*Stated goal*: Below are the records; pull every line that includes "崔玉虹等".

*Source data*:
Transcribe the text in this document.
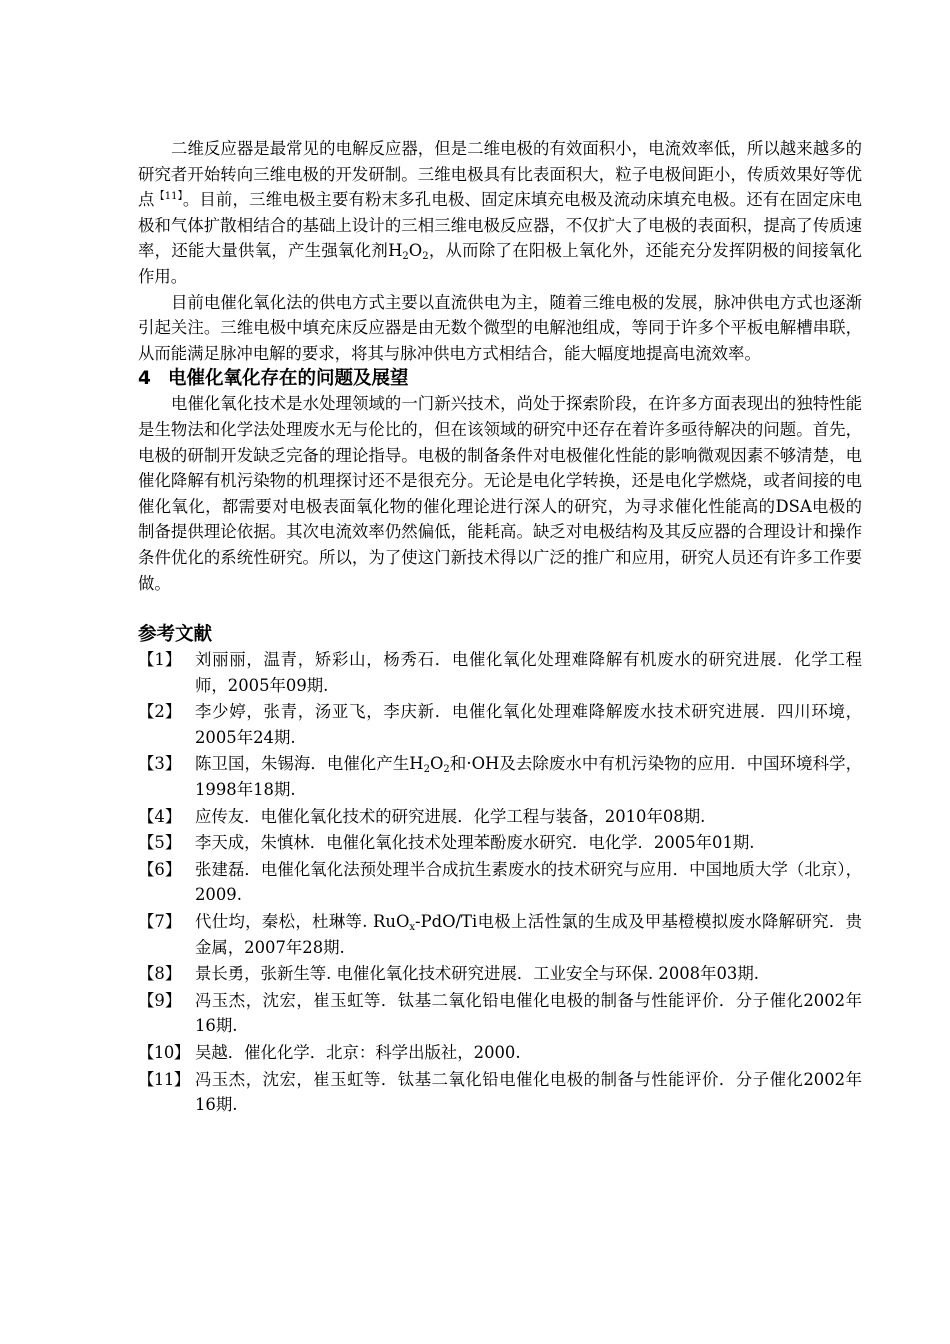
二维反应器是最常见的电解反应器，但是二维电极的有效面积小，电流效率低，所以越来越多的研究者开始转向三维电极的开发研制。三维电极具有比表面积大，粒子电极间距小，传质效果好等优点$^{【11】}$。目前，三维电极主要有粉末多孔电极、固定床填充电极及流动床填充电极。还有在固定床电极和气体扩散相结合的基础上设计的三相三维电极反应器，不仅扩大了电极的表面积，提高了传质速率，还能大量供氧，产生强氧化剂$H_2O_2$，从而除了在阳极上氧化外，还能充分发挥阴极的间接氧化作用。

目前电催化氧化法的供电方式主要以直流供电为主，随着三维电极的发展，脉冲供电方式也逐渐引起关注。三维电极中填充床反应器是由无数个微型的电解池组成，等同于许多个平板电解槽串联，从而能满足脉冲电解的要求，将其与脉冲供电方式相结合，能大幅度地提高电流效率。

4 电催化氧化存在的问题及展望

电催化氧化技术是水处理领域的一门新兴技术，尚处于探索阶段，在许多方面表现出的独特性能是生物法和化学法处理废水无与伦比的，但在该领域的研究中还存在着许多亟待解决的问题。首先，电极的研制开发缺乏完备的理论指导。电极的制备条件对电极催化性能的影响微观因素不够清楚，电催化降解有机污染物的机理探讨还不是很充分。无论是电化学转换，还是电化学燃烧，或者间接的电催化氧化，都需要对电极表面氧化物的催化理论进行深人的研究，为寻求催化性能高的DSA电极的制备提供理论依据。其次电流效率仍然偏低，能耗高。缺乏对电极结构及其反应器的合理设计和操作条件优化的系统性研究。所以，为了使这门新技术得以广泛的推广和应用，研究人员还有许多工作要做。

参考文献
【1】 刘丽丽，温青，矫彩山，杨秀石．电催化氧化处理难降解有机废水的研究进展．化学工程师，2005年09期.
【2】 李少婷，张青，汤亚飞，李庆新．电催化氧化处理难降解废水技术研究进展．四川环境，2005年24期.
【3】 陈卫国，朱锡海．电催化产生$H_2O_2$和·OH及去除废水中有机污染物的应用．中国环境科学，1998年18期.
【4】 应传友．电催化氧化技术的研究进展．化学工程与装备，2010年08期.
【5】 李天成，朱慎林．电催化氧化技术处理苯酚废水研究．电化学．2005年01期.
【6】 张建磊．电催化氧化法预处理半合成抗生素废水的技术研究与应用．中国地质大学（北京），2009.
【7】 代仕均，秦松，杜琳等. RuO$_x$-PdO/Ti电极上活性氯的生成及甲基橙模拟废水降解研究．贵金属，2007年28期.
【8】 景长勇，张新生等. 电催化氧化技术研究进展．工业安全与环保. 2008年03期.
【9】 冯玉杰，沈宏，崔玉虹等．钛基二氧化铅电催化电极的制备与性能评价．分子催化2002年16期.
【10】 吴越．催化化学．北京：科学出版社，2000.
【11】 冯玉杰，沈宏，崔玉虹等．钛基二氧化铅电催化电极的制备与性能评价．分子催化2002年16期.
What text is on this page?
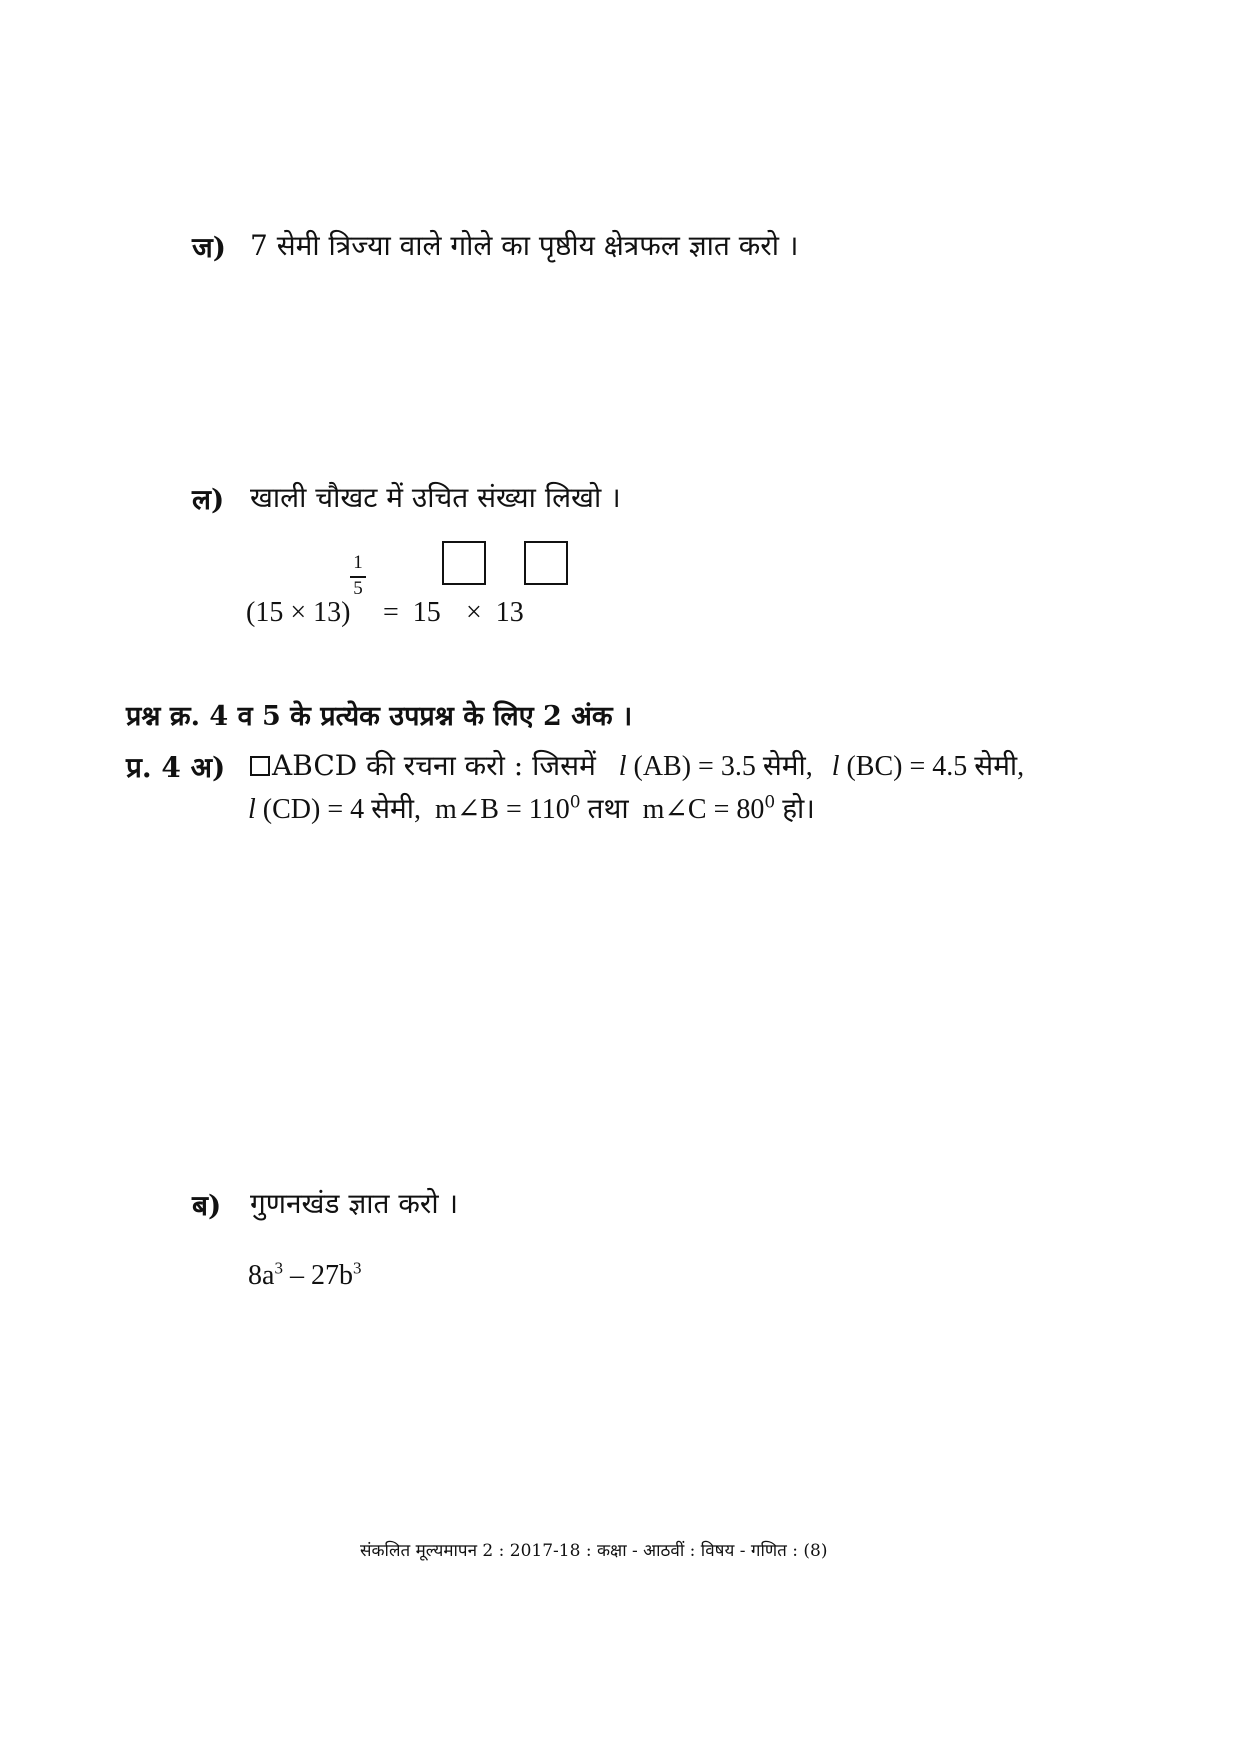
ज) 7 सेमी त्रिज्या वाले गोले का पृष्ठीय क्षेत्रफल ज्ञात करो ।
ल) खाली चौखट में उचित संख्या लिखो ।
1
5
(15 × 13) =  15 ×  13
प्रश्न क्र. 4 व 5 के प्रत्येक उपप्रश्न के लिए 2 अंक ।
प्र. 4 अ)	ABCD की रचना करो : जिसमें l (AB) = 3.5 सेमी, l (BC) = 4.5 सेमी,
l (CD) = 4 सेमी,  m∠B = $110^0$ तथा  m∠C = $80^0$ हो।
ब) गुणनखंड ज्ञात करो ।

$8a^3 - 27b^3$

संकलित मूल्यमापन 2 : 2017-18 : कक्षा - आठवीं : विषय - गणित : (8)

*Solved problem*:
【9】 冯玉杰，沈宏，崔玉虹等．钛基二氧化铅电催化电极的制备与性能评价．分子催化2002年16期.
【11】 冯玉杰，沈宏，崔玉虹等．钛基二氧化铅电催化电极的制备与性能评价．分子催化2002年16期.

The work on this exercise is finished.